Stated problem
From the entries that follow, gather each line holding the word "match".

Material for the task
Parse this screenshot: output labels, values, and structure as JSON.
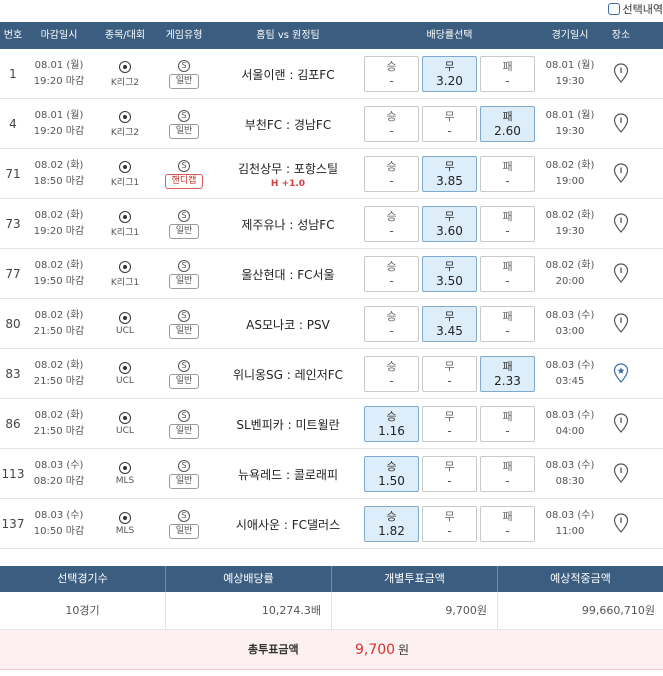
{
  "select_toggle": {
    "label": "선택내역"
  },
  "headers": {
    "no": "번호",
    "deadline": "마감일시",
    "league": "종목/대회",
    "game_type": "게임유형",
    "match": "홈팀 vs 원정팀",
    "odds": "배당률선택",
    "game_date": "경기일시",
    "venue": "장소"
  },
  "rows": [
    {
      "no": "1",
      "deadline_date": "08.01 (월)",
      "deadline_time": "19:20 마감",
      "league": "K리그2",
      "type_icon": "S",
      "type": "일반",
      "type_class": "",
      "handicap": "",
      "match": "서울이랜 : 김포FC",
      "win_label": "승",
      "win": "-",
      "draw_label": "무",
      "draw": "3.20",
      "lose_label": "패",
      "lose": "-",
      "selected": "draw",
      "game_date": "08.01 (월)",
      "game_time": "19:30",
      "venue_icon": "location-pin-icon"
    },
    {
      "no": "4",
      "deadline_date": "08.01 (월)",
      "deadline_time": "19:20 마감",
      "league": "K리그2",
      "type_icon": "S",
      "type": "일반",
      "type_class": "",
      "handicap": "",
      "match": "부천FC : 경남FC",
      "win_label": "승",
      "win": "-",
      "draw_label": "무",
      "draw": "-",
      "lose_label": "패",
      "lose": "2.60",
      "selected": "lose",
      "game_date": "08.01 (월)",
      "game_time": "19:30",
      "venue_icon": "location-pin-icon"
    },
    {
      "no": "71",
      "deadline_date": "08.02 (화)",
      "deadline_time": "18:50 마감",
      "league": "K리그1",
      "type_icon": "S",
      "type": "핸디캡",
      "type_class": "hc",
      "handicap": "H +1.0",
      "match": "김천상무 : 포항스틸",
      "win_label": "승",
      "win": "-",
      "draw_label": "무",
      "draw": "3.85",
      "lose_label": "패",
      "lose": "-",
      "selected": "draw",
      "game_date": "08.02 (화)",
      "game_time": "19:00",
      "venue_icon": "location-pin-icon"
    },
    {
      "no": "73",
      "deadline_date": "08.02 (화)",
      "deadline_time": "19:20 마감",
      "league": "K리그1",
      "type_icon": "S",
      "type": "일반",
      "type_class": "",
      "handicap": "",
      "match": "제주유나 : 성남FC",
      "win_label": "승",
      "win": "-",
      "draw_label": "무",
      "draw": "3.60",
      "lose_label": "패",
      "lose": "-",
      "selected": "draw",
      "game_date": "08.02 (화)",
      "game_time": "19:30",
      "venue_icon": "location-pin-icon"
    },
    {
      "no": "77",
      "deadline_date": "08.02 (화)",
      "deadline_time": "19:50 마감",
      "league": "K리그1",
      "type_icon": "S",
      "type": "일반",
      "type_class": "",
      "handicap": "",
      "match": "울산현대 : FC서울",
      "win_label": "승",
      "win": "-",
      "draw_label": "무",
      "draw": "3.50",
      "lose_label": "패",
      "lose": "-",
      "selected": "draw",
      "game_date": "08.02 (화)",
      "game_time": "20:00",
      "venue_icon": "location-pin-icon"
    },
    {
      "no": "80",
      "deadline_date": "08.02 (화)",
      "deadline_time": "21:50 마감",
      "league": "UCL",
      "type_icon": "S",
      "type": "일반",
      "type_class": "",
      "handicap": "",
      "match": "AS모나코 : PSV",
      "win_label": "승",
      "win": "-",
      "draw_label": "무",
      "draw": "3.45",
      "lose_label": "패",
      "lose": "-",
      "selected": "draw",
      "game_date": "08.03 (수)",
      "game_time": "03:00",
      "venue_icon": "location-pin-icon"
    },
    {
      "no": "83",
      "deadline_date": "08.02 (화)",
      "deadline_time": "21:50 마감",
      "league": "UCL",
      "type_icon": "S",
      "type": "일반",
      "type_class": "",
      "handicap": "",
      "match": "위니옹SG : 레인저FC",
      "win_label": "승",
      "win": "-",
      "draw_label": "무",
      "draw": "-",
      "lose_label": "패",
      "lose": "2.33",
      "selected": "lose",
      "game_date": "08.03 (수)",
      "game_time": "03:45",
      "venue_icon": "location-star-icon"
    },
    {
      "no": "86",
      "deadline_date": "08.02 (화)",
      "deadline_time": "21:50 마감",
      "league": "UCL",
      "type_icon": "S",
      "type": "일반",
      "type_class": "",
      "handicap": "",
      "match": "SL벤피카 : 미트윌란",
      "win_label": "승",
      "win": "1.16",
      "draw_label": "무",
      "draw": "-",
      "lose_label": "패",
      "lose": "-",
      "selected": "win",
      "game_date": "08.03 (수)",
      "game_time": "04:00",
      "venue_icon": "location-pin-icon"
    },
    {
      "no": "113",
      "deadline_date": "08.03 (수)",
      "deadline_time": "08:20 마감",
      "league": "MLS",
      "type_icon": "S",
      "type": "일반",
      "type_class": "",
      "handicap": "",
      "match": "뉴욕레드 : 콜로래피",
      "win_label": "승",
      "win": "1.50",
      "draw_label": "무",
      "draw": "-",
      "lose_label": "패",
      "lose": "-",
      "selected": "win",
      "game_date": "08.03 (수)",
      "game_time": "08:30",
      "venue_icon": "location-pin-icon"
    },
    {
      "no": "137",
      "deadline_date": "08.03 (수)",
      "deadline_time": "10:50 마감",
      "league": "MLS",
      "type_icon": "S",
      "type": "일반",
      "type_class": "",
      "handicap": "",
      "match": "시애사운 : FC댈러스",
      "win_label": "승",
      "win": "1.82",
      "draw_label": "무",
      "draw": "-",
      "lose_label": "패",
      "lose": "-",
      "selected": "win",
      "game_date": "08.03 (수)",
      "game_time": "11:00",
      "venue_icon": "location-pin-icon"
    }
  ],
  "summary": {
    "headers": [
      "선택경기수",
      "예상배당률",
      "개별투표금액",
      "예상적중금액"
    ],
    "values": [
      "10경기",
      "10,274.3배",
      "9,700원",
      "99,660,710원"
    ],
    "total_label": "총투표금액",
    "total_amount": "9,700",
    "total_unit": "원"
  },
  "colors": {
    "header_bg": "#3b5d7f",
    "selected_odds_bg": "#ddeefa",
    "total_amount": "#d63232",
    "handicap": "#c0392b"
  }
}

Answer to this task
    "match": "홈팀 vs 원정팀",
      "match": "서울이랜 : 김포FC",
      "match": "부천FC : 경남FC",
      "match": "김천상무 : 포항스틸",
      "match": "제주유나 : 성남FC",
      "match": "울산현대 : FC서울",
      "match": "AS모나코 : PSV",
      "match": "위니옹SG : 레인저FC",
      "match": "SL벤피카 : 미트윌란",
      "match": "뉴욕레드 : 콜로래피",
      "match": "시애사운 : FC댈러스",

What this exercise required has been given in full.